## TASK STATEMENT
Type out the data exactly as given. Skip any image.

## DATA SUPPLIED
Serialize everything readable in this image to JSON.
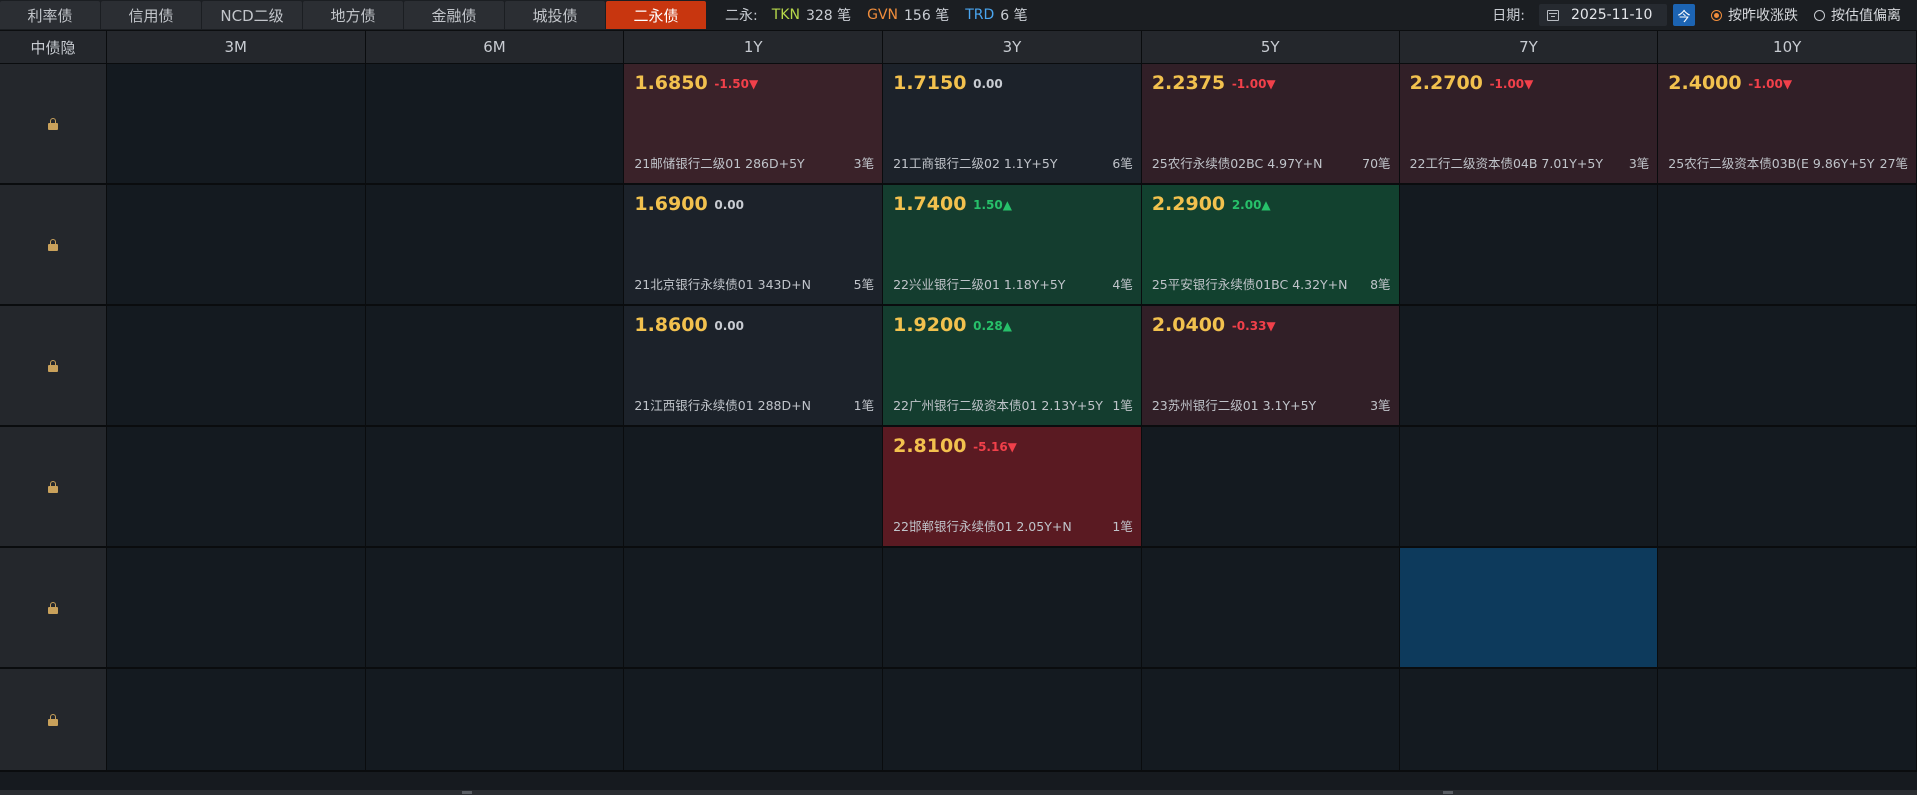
{
  "tabs": [
    {
      "label": "利率债",
      "active": false
    },
    {
      "label": "信用债",
      "active": false
    },
    {
      "label": "NCD二级",
      "active": false
    },
    {
      "label": "地方债",
      "active": false
    },
    {
      "label": "金融债",
      "active": false
    },
    {
      "label": "城投债",
      "active": false
    },
    {
      "label": "二永债",
      "active": true
    }
  ],
  "summary": {
    "prefix": "二永:",
    "tkn_label": "TKN",
    "tkn_count": "328 笔",
    "gvn_label": "GVN",
    "gvn_count": "156 笔",
    "trd_label": "TRD",
    "trd_count": "6 笔"
  },
  "controls": {
    "date_label": "日期:",
    "date_value": "2025-11-10",
    "today_label": "今",
    "radio_1": "按昨收涨跌",
    "radio_2": "按估值偏离",
    "radio_1_selected": true
  },
  "colors": {
    "active_tab": "#c8360f",
    "tkn": "#b6d84a",
    "gvn": "#f08d3c",
    "trd": "#4aa6f0",
    "price": "#f2c14e",
    "down": "#f1404a",
    "up": "#27c06a"
  },
  "grid": {
    "corner_label": "中债隐",
    "columns": [
      "3M",
      "6M",
      "1Y",
      "3Y",
      "5Y",
      "7Y",
      "10Y"
    ],
    "rows": [
      [
        null,
        null,
        {
          "price": "1.6850",
          "change": "-1.50▼",
          "dir": "down",
          "bond": "21邮储银行二级01 286D+5Y",
          "count": "3笔",
          "bg": "red"
        },
        {
          "price": "1.7150",
          "change": "0.00",
          "dir": "flat",
          "bond": "21工商银行二级02 1.1Y+5Y",
          "count": "6笔",
          "bg": "slate"
        },
        {
          "price": "2.2375",
          "change": "-1.00▼",
          "dir": "down",
          "bond": "25农行永续债02BC 4.97Y+N",
          "count": "70笔",
          "bg": "red2"
        },
        {
          "price": "2.2700",
          "change": "-1.00▼",
          "dir": "down",
          "bond": "22工行二级资本债04B 7.01Y+5Y",
          "count": "3笔",
          "bg": "red2"
        },
        {
          "price": "2.4000",
          "change": "-1.00▼",
          "dir": "down",
          "bond": "25农行二级资本债03B(E 9.86Y+5Y",
          "count": "27笔",
          "bg": "red2"
        }
      ],
      [
        null,
        null,
        {
          "price": "1.6900",
          "change": "0.00",
          "dir": "flat",
          "bond": "21北京银行永续债01 343D+N",
          "count": "5笔",
          "bg": "slate"
        },
        {
          "price": "1.7400",
          "change": "1.50▲",
          "dir": "up",
          "bond": "22兴业银行二级01 1.18Y+5Y",
          "count": "4笔",
          "bg": "green2"
        },
        {
          "price": "2.2900",
          "change": "2.00▲",
          "dir": "up",
          "bond": "25平安银行永续债01BC 4.32Y+N",
          "count": "8笔",
          "bg": "green"
        },
        null,
        null
      ],
      [
        null,
        null,
        {
          "price": "1.8600",
          "change": "0.00",
          "dir": "flat",
          "bond": "21江西银行永续债01 288D+N",
          "count": "1笔",
          "bg": "slate"
        },
        {
          "price": "1.9200",
          "change": "0.28▲",
          "dir": "up",
          "bond": "22广州银行二级资本债01 2.13Y+5Y",
          "count": "1笔",
          "bg": "green2"
        },
        {
          "price": "2.0400",
          "change": "-0.33▼",
          "dir": "down",
          "bond": "23苏州银行二级01 3.1Y+5Y",
          "count": "3笔",
          "bg": "red2"
        },
        null,
        null
      ],
      [
        null,
        null,
        null,
        {
          "price": "2.8100",
          "change": "-5.16▼",
          "dir": "down",
          "bond": "22邯郸银行永续债01 2.05Y+N",
          "count": "1笔",
          "bg": "deepred"
        },
        null,
        null,
        null
      ],
      [
        null,
        null,
        null,
        null,
        null,
        {
          "selected": true
        },
        null
      ],
      [
        null,
        null,
        null,
        null,
        null,
        null,
        null
      ]
    ]
  }
}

## WRITTEN RESPONSE
Serialize everything readable in this image to JSON.
{
  "tabs": [
    {
      "label": "利率债",
      "active": false
    },
    {
      "label": "信用债",
      "active": false
    },
    {
      "label": "NCD二级",
      "active": false
    },
    {
      "label": "地方债",
      "active": false
    },
    {
      "label": "金融债",
      "active": false
    },
    {
      "label": "城投债",
      "active": false
    },
    {
      "label": "二永债",
      "active": true
    }
  ],
  "summary": {
    "prefix": "二永:",
    "tkn_label": "TKN",
    "tkn_count": "328 笔",
    "gvn_label": "GVN",
    "gvn_count": "156 笔",
    "trd_label": "TRD",
    "trd_count": "6 笔"
  },
  "controls": {
    "date_label": "日期:",
    "date_value": "2025-11-10",
    "today_label": "今",
    "radio_1": "按昨收涨跌",
    "radio_2": "按估值偏离",
    "radio_1_selected": true
  },
  "colors": {
    "active_tab": "#c8360f",
    "tkn": "#b6d84a",
    "gvn": "#f08d3c",
    "trd": "#4aa6f0",
    "price": "#f2c14e",
    "down": "#f1404a",
    "up": "#27c06a"
  },
  "grid": {
    "corner_label": "中债隐",
    "columns": [
      "3M",
      "6M",
      "1Y",
      "3Y",
      "5Y",
      "7Y",
      "10Y"
    ],
    "rows": [
      [
        null,
        null,
        {
          "price": "1.6850",
          "change": "-1.50▼",
          "dir": "down",
          "bond": "21邮储银行二级01 286D+5Y",
          "count": "3笔",
          "bg": "red"
        },
        {
          "price": "1.7150",
          "change": "0.00",
          "dir": "flat",
          "bond": "21工商银行二级02 1.1Y+5Y",
          "count": "6笔",
          "bg": "slate"
        },
        {
          "price": "2.2375",
          "change": "-1.00▼",
          "dir": "down",
          "bond": "25农行永续债02BC 4.97Y+N",
          "count": "70笔",
          "bg": "red2"
        },
        {
          "price": "2.2700",
          "change": "-1.00▼",
          "dir": "down",
          "bond": "22工行二级资本债04B 7.01Y+5Y",
          "count": "3笔",
          "bg": "red2"
        },
        {
          "price": "2.4000",
          "change": "-1.00▼",
          "dir": "down",
          "bond": "25农行二级资本债03B(E 9.86Y+5Y",
          "count": "27笔",
          "bg": "red2"
        }
      ],
      [
        null,
        null,
        {
          "price": "1.6900",
          "change": "0.00",
          "dir": "flat",
          "bond": "21北京银行永续债01 343D+N",
          "count": "5笔",
          "bg": "slate"
        },
        {
          "price": "1.7400",
          "change": "1.50▲",
          "dir": "up",
          "bond": "22兴业银行二级01 1.18Y+5Y",
          "count": "4笔",
          "bg": "green2"
        },
        {
          "price": "2.2900",
          "change": "2.00▲",
          "dir": "up",
          "bond": "25平安银行永续债01BC 4.32Y+N",
          "count": "8笔",
          "bg": "green"
        },
        null,
        null
      ],
      [
        null,
        null,
        {
          "price": "1.8600",
          "change": "0.00",
          "dir": "flat",
          "bond": "21江西银行永续债01 288D+N",
          "count": "1笔",
          "bg": "slate"
        },
        {
          "price": "1.9200",
          "change": "0.28▲",
          "dir": "up",
          "bond": "22广州银行二级资本债01 2.13Y+5Y",
          "count": "1笔",
          "bg": "green2"
        },
        {
          "price": "2.0400",
          "change": "-0.33▼",
          "dir": "down",
          "bond": "23苏州银行二级01 3.1Y+5Y",
          "count": "3笔",
          "bg": "red2"
        },
        null,
        null
      ],
      [
        null,
        null,
        null,
        {
          "price": "2.8100",
          "change": "-5.16▼",
          "dir": "down",
          "bond": "22邯郸银行永续债01 2.05Y+N",
          "count": "1笔",
          "bg": "deepred"
        },
        null,
        null,
        null
      ],
      [
        null,
        null,
        null,
        null,
        null,
        {
          "selected": true
        },
        null
      ],
      [
        null,
        null,
        null,
        null,
        null,
        null,
        null
      ]
    ]
  }
}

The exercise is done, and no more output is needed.